_設問_
「order-date: 주문일시 : 2021년」を含む行から「menu-item-price: 20,900원: [852, 862, 1032, 911]」を含む行までの部分を、「phone-icon」を「telephone-icon」に置き換えて書き直せ。それ以外は一切変えない。
• • •
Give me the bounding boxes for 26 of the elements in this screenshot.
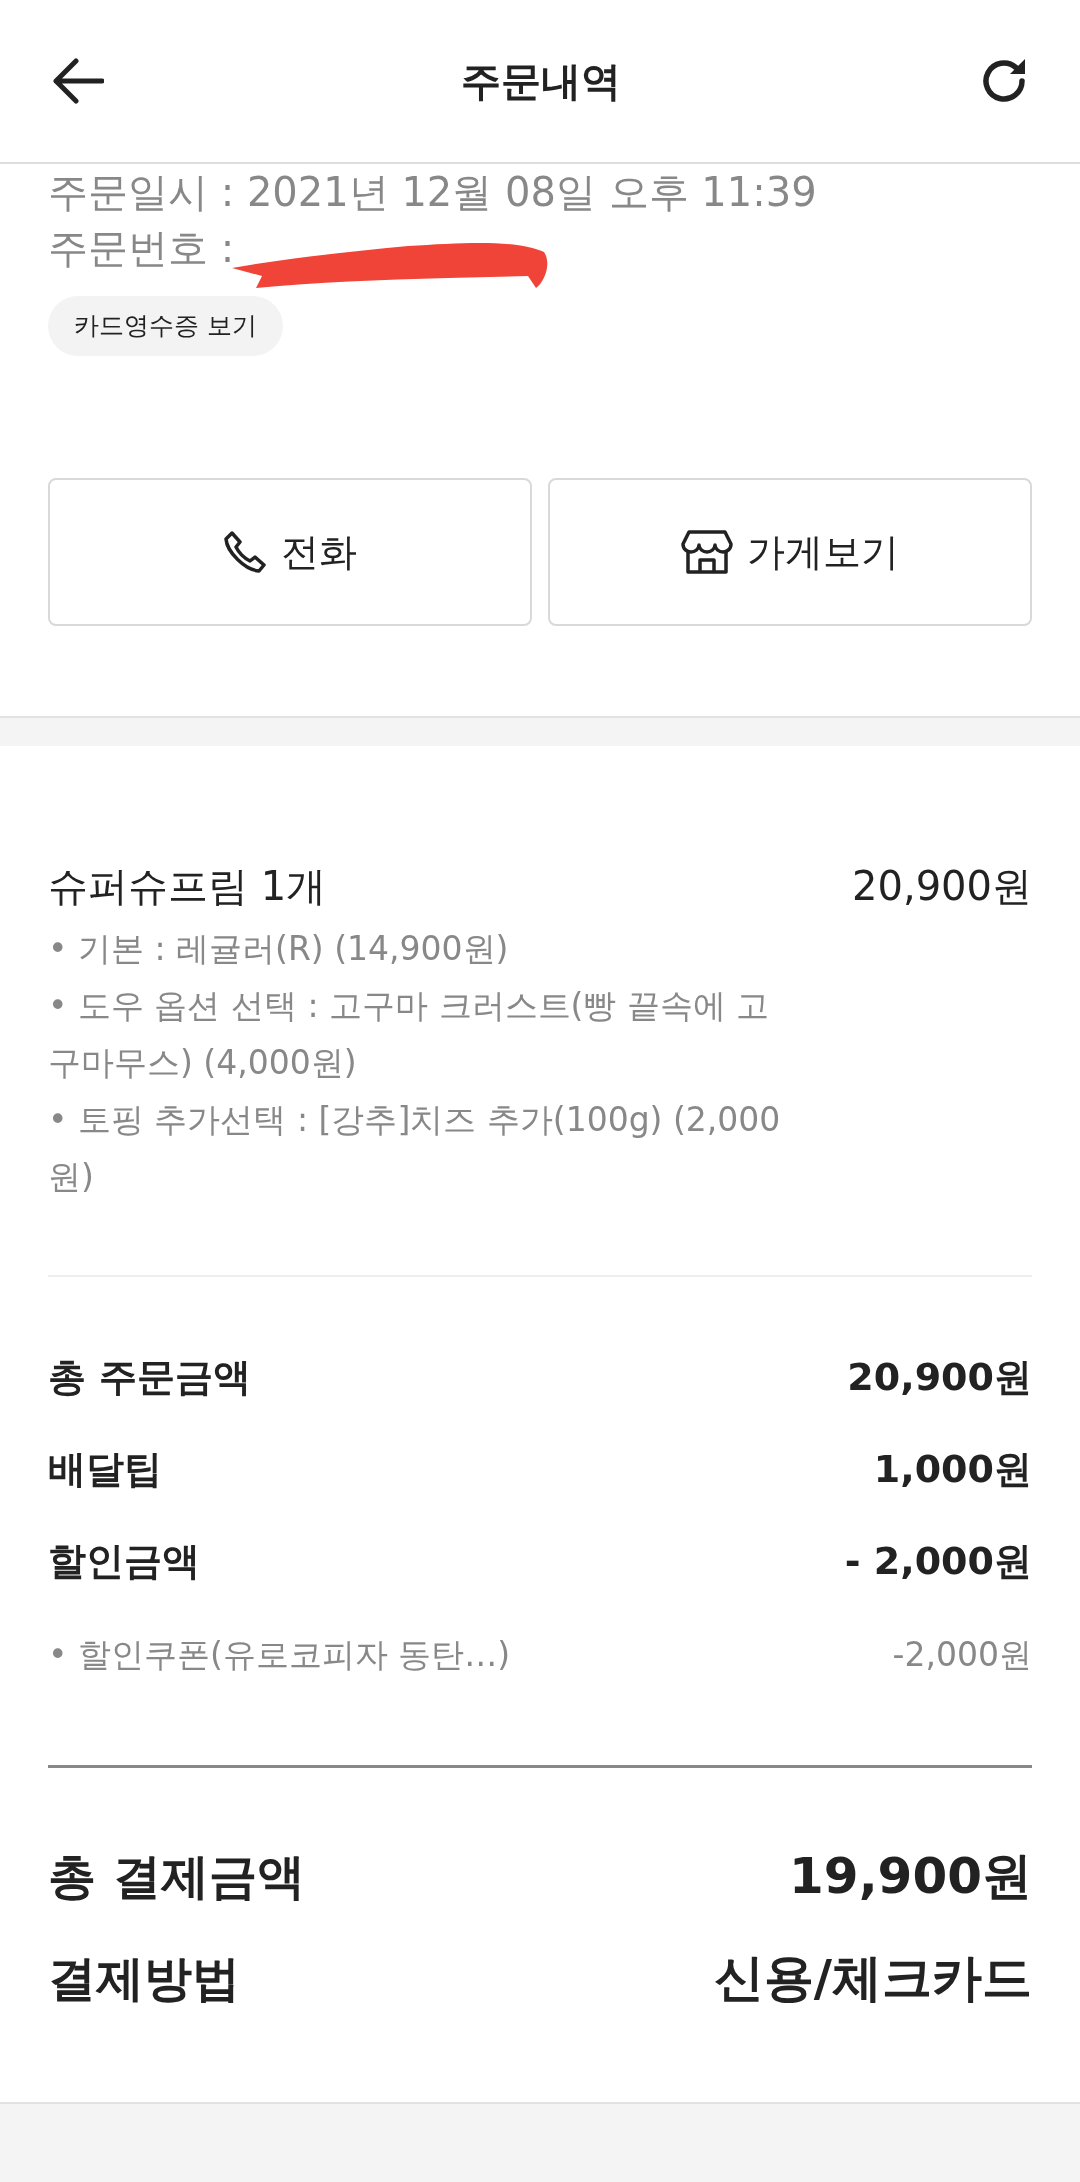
order-date: 주문일시 : 2021년 12월 08일 오후 11:39: [48, 168, 818, 217]
call-button[interactable]: 전화: [48, 478, 532, 626]
payment-label: 결제방법: [48, 1949, 240, 2008]
card-receipt-button[interactable]: 카드영수증 보기: [48, 296, 283, 356]
phone-icon: [223, 530, 267, 574]
menu-item-price: 20,900원: [852, 862, 1032, 911]
option-text: • 토핑 추가선택 : [강추]치즈 추가(100g) (2,000원): [48, 1099, 782, 1198]
payment-value: 19,900원: [789, 1846, 1032, 1907]
store-icon: [681, 529, 733, 575]
option-text: • 도우 옵션 선택 : 고구마 크러스트(빵 끝속에 고구마무스) (4,000원): [48, 985, 771, 1084]
payment-value: 신용/체크카드: [713, 1948, 1032, 2009]
summary-value: - 2,000원: [844, 1538, 1032, 1585]
summary-label: 배달팁: [48, 1446, 162, 1493]
menu-item-name: 슈퍼슈프림 1개: [48, 862, 327, 911]
page-title: 주문내역: [461, 57, 621, 106]
back-icon[interactable]: [50, 58, 104, 104]
option-text: • 기본 : 레귤러(R) (14,900원): [48, 928, 510, 970]
order-number-label: 주문번호 :: [48, 224, 235, 273]
store-button[interactable]: 가게보기: [548, 478, 1032, 626]
discount-value: -2,000원: [892, 1634, 1032, 1676]
summary-value: 1,000원: [873, 1446, 1032, 1493]
summary-label: 할인금액: [48, 1538, 200, 1585]
summary-value: 20,900원: [847, 1354, 1032, 1401]
payment-label: 총 결제금액: [48, 1847, 305, 1906]
discount-label: • 할인쿠폰(유로코피자 동탄…): [48, 1634, 511, 1676]
summary-label: 총 주문금액: [48, 1354, 252, 1401]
• • •
_解答結果_
order-date: 주문일시 : 2021년 12월 08일 오후 11:39: [48, 168, 818, 217]
call-button[interactable]: 전화: [48, 478, 532, 626]
payment-label: 결제방법: [48, 1949, 240, 2008]
card-receipt-button[interactable]: 카드영수증 보기: [48, 296, 283, 356]
telephone-icon: [223, 530, 267, 574]
menu-item-price: 20,900원: [852, 862, 1032, 911]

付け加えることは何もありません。